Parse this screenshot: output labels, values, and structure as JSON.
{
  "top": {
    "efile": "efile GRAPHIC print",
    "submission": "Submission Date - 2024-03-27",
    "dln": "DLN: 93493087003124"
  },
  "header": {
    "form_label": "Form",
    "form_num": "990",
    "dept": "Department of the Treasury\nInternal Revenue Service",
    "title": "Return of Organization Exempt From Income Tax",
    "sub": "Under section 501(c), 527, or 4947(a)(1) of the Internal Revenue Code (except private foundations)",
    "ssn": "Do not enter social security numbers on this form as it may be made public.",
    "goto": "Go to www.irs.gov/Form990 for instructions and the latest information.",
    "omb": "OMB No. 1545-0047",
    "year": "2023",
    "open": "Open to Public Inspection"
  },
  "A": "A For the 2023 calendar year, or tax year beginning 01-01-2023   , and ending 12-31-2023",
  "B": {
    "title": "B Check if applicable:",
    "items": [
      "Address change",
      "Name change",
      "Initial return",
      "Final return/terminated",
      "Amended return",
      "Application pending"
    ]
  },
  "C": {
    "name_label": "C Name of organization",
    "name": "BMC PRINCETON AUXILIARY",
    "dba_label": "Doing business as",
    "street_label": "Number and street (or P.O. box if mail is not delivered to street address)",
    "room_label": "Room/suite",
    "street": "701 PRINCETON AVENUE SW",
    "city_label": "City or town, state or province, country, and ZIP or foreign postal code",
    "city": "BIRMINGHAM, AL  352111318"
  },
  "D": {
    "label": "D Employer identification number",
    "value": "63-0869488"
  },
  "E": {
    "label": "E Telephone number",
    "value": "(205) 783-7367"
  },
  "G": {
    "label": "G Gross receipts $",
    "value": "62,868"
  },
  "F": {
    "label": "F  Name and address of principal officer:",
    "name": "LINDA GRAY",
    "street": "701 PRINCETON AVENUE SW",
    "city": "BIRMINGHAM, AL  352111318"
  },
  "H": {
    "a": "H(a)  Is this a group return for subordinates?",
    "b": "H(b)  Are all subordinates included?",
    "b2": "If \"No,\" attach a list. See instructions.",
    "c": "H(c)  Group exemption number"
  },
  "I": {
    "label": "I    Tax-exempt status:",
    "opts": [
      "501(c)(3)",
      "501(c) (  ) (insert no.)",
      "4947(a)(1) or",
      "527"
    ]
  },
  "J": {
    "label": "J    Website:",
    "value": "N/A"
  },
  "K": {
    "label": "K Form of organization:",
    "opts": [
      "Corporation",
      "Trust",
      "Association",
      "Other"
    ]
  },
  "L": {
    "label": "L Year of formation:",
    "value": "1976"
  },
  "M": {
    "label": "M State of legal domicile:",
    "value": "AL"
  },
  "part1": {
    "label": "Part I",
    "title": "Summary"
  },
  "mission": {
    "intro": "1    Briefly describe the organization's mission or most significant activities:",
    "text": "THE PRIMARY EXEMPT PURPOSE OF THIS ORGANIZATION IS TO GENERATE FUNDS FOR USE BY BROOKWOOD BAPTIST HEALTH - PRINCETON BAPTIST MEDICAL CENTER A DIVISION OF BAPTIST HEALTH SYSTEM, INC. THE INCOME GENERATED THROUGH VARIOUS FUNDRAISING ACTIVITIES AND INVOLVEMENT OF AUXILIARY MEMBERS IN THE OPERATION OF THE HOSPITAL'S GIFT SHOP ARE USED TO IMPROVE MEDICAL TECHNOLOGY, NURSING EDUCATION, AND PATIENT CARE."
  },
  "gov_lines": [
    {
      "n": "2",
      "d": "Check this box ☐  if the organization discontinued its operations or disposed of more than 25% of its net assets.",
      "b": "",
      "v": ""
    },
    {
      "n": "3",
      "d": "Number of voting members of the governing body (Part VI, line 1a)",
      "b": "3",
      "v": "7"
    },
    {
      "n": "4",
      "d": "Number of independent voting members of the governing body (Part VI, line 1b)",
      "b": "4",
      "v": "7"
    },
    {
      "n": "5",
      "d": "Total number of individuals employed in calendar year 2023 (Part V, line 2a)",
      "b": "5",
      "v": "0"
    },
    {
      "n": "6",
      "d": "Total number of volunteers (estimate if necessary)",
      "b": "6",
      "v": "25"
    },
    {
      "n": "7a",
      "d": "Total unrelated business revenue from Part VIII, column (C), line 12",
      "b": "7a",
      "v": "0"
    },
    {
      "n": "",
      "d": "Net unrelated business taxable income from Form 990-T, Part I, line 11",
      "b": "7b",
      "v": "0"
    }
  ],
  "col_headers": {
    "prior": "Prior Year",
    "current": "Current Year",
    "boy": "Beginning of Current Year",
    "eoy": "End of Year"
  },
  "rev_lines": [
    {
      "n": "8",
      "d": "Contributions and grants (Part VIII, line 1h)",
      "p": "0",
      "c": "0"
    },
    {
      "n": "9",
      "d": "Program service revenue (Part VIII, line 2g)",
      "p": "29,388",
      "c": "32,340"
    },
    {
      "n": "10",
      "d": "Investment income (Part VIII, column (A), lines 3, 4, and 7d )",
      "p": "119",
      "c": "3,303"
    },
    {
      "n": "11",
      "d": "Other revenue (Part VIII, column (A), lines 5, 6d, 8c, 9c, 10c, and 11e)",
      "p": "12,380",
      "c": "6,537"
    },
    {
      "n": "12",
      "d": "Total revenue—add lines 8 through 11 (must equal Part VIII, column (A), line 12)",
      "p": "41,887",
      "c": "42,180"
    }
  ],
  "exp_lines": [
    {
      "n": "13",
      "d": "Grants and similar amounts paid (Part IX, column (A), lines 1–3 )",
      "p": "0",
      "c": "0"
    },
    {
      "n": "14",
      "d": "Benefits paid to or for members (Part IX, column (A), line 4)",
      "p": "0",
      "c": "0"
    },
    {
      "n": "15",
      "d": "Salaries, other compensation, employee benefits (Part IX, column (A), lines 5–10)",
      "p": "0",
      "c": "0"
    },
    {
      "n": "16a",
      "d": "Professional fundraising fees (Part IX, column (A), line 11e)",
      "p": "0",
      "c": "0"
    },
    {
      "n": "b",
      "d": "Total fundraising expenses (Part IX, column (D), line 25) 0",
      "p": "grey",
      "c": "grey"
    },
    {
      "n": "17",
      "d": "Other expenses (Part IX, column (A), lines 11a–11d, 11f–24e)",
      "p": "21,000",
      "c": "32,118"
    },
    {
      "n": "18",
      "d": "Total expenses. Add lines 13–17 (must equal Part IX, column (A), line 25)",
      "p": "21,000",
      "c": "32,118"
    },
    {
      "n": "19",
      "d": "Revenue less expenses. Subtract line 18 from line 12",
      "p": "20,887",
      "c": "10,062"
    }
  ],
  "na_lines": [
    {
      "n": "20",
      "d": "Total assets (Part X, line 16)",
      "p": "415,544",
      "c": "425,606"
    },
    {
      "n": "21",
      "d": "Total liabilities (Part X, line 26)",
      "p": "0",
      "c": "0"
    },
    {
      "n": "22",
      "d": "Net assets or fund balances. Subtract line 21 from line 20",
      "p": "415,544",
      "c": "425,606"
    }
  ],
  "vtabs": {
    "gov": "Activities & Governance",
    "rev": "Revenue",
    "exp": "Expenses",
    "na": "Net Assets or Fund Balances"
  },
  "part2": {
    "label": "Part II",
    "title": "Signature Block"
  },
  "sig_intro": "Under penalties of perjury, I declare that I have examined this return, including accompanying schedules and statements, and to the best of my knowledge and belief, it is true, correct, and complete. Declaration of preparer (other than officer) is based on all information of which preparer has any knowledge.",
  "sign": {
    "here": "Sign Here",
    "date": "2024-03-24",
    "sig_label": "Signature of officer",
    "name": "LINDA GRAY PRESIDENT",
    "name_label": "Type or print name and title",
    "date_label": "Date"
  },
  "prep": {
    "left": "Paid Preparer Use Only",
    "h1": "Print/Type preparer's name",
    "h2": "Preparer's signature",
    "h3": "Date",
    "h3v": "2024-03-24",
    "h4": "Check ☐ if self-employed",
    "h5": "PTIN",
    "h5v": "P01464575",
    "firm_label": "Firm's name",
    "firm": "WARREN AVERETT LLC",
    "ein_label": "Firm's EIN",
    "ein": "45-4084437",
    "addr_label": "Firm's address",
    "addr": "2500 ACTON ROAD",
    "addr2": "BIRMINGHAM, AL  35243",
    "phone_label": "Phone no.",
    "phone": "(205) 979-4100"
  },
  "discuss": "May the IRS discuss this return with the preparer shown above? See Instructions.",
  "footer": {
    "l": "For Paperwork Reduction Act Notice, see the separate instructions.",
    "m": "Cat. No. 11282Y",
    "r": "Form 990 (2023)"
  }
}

────────

_SET PROBLEM_
Show the lines of the data that hold the word "unrelated".

_THE OUTPUT_
      "d": "Total unrelated business revenue from Part VIII, column (C), line 12",
      "d": "Net unrelated business taxable income from Form 990-T, Part I, line 11",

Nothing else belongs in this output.